**STATED EXERCISE**. Report only the number of lines holding "Demontaż".

Dataset records:
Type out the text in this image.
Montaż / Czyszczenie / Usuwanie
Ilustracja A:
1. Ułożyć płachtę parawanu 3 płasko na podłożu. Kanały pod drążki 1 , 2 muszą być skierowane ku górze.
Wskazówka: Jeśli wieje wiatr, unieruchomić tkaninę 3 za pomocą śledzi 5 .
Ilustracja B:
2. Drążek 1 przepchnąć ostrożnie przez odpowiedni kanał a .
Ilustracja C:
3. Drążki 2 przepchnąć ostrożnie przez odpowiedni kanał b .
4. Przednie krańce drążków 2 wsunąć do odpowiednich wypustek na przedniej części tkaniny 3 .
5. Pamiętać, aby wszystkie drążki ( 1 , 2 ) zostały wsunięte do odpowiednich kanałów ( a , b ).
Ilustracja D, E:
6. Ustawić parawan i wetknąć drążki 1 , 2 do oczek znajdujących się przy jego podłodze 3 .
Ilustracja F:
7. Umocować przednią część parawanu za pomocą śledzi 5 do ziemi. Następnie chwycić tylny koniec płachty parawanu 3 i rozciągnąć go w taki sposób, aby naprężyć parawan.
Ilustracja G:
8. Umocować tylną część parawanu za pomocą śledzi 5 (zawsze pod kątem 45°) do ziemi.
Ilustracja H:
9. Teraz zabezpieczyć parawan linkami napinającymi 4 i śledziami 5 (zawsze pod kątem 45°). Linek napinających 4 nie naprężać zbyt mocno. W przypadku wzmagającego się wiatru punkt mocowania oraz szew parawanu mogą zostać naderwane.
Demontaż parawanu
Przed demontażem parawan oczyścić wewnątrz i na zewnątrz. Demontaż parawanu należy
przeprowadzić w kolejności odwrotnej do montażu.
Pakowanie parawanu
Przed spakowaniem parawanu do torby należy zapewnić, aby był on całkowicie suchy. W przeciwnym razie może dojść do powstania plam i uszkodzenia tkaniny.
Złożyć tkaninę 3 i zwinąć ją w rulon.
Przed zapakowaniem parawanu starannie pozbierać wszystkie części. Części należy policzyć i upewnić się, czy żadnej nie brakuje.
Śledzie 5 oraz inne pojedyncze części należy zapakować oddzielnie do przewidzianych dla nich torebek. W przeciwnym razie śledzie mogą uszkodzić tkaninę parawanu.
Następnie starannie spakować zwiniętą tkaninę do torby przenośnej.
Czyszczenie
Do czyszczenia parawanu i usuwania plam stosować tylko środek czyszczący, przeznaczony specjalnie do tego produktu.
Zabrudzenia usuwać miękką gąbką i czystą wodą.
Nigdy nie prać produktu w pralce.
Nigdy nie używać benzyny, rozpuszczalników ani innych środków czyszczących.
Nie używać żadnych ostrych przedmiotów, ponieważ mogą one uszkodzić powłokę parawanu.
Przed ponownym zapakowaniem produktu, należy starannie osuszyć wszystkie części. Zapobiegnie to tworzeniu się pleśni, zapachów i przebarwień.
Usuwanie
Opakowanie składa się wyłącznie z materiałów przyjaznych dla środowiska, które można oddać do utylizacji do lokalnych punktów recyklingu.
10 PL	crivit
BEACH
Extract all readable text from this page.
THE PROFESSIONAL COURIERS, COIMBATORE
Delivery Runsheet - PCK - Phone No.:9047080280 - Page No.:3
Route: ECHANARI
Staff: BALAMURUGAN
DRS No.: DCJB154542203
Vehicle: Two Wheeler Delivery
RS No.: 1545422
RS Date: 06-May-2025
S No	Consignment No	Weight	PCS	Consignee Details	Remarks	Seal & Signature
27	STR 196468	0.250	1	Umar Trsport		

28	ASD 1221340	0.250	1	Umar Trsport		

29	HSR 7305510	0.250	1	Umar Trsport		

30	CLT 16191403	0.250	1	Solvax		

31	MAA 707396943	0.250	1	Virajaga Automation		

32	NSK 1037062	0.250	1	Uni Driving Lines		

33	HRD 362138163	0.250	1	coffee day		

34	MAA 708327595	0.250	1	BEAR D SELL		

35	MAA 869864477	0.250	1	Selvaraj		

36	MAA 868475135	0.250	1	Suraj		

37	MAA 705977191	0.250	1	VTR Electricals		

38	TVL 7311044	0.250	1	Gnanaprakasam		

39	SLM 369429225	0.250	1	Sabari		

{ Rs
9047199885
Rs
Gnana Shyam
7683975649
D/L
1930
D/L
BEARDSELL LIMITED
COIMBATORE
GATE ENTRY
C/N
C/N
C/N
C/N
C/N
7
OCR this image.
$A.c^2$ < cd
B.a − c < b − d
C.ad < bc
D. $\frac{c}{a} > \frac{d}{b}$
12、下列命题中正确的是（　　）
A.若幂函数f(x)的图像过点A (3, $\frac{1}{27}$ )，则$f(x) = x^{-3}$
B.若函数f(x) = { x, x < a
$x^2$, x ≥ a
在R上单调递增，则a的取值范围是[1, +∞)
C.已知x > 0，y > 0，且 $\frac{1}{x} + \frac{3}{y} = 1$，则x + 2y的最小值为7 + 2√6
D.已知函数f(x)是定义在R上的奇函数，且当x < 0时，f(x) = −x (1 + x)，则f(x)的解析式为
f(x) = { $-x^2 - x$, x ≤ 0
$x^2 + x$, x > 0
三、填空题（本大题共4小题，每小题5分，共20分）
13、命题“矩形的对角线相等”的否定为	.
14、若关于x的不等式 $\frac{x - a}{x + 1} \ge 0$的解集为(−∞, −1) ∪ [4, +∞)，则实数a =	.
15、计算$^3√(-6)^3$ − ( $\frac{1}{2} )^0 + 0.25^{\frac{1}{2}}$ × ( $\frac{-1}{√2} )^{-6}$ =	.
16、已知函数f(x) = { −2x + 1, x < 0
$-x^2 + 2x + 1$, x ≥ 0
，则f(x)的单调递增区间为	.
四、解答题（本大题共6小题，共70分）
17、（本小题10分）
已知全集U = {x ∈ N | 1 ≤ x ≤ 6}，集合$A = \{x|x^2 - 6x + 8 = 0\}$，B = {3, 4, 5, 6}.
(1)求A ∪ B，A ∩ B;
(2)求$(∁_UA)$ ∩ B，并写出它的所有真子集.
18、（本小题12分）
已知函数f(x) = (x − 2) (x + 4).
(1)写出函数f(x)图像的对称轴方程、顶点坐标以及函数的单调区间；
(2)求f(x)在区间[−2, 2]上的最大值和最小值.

**SOLUTION TO THIS EXERCISE**. 2